___ Information supplied
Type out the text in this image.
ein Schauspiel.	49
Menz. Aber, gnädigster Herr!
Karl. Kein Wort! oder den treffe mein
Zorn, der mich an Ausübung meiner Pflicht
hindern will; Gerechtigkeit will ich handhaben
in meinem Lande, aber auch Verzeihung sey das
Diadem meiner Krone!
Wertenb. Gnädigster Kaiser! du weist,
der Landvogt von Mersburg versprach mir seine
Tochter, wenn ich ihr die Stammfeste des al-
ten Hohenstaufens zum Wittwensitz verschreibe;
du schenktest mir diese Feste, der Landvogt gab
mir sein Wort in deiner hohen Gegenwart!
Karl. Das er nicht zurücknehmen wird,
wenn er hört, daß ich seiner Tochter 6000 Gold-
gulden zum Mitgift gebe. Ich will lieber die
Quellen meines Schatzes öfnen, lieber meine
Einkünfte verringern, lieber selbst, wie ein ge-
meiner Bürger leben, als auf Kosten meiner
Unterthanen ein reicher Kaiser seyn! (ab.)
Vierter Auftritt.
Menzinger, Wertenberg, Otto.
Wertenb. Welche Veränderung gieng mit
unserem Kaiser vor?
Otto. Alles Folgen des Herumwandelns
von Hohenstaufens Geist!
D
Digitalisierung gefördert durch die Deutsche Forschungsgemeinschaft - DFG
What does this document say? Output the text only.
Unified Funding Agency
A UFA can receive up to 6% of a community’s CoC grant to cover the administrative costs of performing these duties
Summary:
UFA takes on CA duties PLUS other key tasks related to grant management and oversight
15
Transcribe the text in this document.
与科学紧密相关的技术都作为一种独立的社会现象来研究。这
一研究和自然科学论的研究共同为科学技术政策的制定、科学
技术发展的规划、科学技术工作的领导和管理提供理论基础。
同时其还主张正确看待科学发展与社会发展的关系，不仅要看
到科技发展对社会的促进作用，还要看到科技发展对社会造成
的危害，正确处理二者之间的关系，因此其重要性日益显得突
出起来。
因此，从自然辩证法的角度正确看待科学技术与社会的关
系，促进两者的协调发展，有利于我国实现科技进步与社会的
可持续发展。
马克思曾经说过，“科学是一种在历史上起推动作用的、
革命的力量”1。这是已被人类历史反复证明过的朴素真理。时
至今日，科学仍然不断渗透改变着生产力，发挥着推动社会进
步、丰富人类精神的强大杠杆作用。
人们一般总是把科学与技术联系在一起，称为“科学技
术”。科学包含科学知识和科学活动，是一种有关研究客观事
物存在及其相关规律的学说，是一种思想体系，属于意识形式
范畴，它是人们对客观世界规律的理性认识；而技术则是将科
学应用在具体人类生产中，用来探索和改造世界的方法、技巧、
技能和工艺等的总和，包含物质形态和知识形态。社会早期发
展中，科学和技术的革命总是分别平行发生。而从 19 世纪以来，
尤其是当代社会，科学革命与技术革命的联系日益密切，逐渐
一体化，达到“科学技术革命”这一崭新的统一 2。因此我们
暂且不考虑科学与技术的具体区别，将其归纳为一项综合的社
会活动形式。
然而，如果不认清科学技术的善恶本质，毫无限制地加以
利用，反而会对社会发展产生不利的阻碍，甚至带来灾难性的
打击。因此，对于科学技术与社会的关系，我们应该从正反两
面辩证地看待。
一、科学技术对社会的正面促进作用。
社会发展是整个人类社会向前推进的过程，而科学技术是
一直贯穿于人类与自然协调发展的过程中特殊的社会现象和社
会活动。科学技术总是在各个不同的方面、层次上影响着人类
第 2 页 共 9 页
______
* **Written instruction**: Pick out the lines above that hold the string "Landvogt" and show them.

* **Correct result**:
der Landvogt von Mersburg versprach mir seine
du schenktest mir diese Feste, der Landvogt gab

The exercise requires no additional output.